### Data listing
━━━━━━━━
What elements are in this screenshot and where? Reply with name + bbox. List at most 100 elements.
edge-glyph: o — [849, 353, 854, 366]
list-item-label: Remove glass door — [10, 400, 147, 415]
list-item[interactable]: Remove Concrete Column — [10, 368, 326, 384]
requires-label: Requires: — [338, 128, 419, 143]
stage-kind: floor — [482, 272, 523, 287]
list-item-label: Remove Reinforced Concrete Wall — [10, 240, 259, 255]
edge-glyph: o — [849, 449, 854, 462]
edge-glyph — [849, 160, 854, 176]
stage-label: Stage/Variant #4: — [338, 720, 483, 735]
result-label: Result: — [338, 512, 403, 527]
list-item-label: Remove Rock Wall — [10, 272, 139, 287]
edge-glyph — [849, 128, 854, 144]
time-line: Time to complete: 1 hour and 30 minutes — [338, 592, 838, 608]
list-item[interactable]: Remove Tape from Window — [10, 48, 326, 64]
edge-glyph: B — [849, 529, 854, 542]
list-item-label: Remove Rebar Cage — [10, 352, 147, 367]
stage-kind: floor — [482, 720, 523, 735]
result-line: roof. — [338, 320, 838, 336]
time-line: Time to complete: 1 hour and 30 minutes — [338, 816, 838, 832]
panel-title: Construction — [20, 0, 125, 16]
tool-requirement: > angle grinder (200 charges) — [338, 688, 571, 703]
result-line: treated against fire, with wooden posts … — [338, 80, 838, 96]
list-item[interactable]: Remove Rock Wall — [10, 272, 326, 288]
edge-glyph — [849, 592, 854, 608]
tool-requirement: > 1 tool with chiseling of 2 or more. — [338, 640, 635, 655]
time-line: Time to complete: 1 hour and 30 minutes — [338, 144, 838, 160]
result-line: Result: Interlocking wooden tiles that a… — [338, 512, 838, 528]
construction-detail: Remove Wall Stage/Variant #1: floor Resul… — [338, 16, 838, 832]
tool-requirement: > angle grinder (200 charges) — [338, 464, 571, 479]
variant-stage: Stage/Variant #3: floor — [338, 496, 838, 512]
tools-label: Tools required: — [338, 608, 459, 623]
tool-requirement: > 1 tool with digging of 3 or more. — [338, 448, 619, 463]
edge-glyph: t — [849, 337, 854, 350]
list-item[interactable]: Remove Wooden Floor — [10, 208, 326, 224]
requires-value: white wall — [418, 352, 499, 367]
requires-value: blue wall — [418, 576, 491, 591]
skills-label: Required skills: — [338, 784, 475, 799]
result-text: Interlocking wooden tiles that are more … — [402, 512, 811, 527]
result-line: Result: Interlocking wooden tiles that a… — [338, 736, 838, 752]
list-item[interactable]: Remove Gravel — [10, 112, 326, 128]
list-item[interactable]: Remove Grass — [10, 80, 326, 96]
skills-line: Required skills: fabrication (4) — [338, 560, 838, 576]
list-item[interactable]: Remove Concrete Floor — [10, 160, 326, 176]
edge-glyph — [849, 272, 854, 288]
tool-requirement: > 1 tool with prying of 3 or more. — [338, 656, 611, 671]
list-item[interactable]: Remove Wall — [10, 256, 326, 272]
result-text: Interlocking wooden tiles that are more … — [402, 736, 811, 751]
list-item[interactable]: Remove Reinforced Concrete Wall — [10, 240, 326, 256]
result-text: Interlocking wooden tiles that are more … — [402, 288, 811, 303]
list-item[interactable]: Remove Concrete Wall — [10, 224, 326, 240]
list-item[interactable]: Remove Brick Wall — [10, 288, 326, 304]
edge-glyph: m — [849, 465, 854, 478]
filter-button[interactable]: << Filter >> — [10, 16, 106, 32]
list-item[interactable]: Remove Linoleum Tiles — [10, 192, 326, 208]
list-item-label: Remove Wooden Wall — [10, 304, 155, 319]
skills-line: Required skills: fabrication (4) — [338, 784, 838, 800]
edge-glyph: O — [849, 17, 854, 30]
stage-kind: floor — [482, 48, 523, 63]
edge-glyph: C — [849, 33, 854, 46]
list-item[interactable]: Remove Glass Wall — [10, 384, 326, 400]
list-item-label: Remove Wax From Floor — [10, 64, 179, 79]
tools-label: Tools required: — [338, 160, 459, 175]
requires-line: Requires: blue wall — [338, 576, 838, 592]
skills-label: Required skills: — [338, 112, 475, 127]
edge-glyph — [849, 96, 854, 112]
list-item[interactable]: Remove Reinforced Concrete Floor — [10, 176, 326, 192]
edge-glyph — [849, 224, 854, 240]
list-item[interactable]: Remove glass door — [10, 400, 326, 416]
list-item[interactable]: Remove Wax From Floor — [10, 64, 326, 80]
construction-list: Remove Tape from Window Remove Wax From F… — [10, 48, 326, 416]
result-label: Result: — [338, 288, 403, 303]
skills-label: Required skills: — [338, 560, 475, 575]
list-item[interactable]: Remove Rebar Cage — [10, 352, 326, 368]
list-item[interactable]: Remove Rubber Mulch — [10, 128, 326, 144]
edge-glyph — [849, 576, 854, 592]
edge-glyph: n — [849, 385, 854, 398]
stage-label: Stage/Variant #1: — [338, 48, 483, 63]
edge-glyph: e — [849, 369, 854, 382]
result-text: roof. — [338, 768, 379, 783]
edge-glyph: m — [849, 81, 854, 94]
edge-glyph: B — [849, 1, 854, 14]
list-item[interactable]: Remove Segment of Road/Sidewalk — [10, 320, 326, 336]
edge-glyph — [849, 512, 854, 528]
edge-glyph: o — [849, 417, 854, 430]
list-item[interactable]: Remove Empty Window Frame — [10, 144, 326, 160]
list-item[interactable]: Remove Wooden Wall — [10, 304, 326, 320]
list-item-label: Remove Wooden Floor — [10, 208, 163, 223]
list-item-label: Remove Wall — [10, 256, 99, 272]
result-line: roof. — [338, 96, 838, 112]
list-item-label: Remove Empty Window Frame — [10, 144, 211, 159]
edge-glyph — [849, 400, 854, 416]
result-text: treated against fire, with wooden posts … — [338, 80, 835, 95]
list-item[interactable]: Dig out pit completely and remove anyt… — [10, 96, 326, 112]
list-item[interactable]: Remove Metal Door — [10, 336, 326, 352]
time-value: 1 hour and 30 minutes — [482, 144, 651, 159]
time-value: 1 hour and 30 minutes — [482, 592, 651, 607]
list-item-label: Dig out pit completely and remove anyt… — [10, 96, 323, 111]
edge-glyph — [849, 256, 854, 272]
━━━━━━━━
### What this task involves
Collect every line in the listing above that contains the word "grinder", matching case exactly.

### Full answer
tool-requirement: > angle grinder (200 charges) — [338, 688, 571, 703]
tool-requirement: > angle grinder (200 charges) — [338, 464, 571, 479]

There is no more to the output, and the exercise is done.